SELECTED PASSAGE ▸
GST means the same as in the GST Law.
GST Law means A New Tax System (Goods and Services Tax) Act 1999 (Cth).
Parties means SG International and the Client, and Party means either one of them.
Payment Due Dates has the meaning attributed to that term in the Schedule.
Schedule means the schedule to this Agreement.
Service Fee means the fee payable to SG International in respect of provision of the Services under this Agreement as set out in Item 4b & Item 5b of the Schedule.
Services means the services provided by SG International to the Client as identified in Item 4a & Item 5a of the Schedule.
Streamline Pro Premium Plan means the hosting subscription provided by SG International to the Client as identified in Item 6a, Item 6b & Item 7 of the schedule.
1.2 Interpretation
In this Agreement unless the context otherwise requires:
(a) words importing any gender include every gender;
(b) words importing the singular number include the plural number and vice versa;
(c) words importing persons include firms, companies, and corporations and vice versa;
(d) references to numbered clauses, paragraphs and schedules are references to the relevant clause or paragraph in or schedule to this
Agreement;
(e) reference in any schedule to this Agreement to numbered paragraphs relate to the numbered paragraphs of that schedule;
(f) any obligation on any Party not to do or omit to do anything is to include an obligation not to allow that thing to be done or omitted to be done; (g) the headings to the clauses and schedules of this Agreement are not to affect the interpretation;
(h) any reference to an enactment includes reference to that enactment as amended or replaced from time to time and to any subordinate
legislation or by law made under that enactment;
(i) if anything, to be done under this Agreement falls on a date which is not a Business Day, then it must be done on the next Business Day;
(j) the word “including” (and related forms including “includes”) means “including without limitation”; and
(k) all references to money are to Australian dollars, and unless stated otherwise, are exclusive of GST.
Services

(a) The Client engages SG International to provide the Services, and SG International agrees to provide the Services to The Client, from the
Commencement Date and on the terms set out in this Agreement.
(b) Variation to the Services; The Client may require a variation (the “Variation”) to the Services. Any request must be in writing setting out full
details of such Variation. SG International will provide a quotation for performing the Services as varied, of which additional sum will be added
to the price if accepted by the The Client. If The Client does not accept the quotation, SG International is not obliged to carry out the Variation.
The Client must pay for the Variation in the manner and at the time set out in SG Internationals’ quotation which will be upfront / in-advance
prior to commencement of any agreed Variations.
(c) In the event that any requested Variation causes delay to SG Internationals’ estimated delivery time, The Client shall not be entitled to seek
recovery of damages against SG International due to such delay.
Fees

(a) The Client must pay the Service Fee to SG International for the provision of the Services.
(b) The Client must pay the Service Fee on or before Payment Due Dates.
(c) During the Term, SG International will provide the client with an invoice on or before the Payment Due Dates stating the Total Service Fee payable and other reimbursement expenses (if applicable) during the relevant period.

WRITTEN EXERCISE 1 ▸ From the service agreement excerpt, extract the stretch from "GST Law means" through "7 of the schedule." word for word.
WRITTEN EXERCISE 2 ▸ Continue the service agreement excerpt from the point where it stops.
The listing after this point is separate material, not part of the service agreement excerpt.

EXTRACTED INFORMATION ▸
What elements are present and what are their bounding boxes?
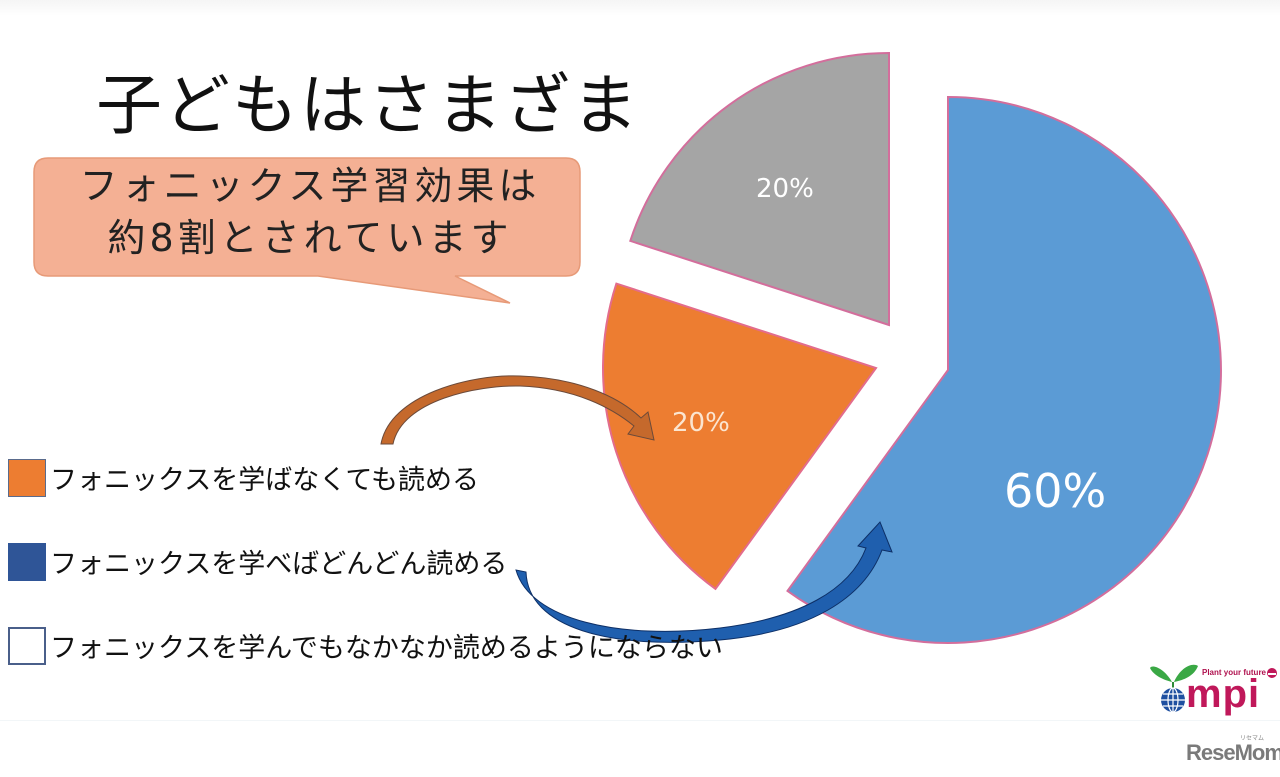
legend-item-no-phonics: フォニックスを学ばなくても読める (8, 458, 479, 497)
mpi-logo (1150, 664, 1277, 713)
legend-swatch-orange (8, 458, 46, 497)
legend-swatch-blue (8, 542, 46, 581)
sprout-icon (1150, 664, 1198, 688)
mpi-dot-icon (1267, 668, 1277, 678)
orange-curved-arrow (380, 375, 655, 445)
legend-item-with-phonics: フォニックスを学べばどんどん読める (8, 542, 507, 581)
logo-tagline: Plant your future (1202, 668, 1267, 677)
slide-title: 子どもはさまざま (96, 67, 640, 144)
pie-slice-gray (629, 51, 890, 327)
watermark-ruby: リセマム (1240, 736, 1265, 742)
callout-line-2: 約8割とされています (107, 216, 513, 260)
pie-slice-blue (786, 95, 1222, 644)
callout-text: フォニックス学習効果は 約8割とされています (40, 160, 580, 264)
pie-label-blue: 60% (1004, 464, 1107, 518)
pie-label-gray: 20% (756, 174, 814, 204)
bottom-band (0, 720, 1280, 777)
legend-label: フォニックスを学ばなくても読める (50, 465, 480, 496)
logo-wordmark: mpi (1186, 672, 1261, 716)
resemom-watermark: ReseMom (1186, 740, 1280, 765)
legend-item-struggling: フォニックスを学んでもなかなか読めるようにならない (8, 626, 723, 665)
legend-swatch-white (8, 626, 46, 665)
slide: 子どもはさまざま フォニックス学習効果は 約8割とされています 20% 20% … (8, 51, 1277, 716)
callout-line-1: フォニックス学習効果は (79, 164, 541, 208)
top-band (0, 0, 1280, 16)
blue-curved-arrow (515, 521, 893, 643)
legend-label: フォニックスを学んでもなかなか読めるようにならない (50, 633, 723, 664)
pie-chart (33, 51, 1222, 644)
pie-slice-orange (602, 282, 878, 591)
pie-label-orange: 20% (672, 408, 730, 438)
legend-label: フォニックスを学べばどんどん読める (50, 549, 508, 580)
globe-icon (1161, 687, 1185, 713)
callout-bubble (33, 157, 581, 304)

REPLY 1 ▸
GST Law means A New Tax System (Goods and Services Tax) Act 1999 (Cth).
Parties means SG International and the Client, and Party means either one of them.
Payment Due Dates has the meaning attributed to that term in the Schedule.
Schedule means the schedule to this Agreement.
Service Fee means the fee payable to SG International in respect of provision of the Services under this Agreement as set out in Item 4b & Item 5b of the Schedule.
Services means the services provided by SG International to the Client as identified in Item 4a & Item 5a of the Schedule.
Streamline Pro Premium Plan means the hosting subscription provided by SG International to the Client as identified in Item 6a, Item 6b & Item 7 of the schedule.

REPLY 2 ▸
- Reimbursements include any fees incurred which are imperative to rendering the services upon the Client’s request, including but not limited to possible business trips and site inspections, software subscriptions not specified in the schedule and scope of work inclusions included in this agreement, office supplies and documentation expenses. Expenses will be invoiced and must be settled upfront for amounts $100.00 AUD and above.
(d) All Service Fees payable to SG International must be paid by the Client without any deduction or set-off.
(e) The Client will pay to SG International interest at the rate of 10% per day on any fees due and outstanding that pertain to services and reimbursement of expenses to SG International under this Agreement.
(f) It is The Client responsibility to ensure that there are sufficient clear funds available in their account to allow a debit payment to be made in
accordance with the direct debit request.
(g) If there are insufficient clear funds in your account to meet a debit payment:
• you may be charged a fee and/or interest by your financial institution;
• you may also incur fees or charges imposed or incurred by us; and
• you must arrange for the debit payment to be made by another method or arrange for sufficient clear funds to be in your account by an agreed
time so that we can process the debit payment.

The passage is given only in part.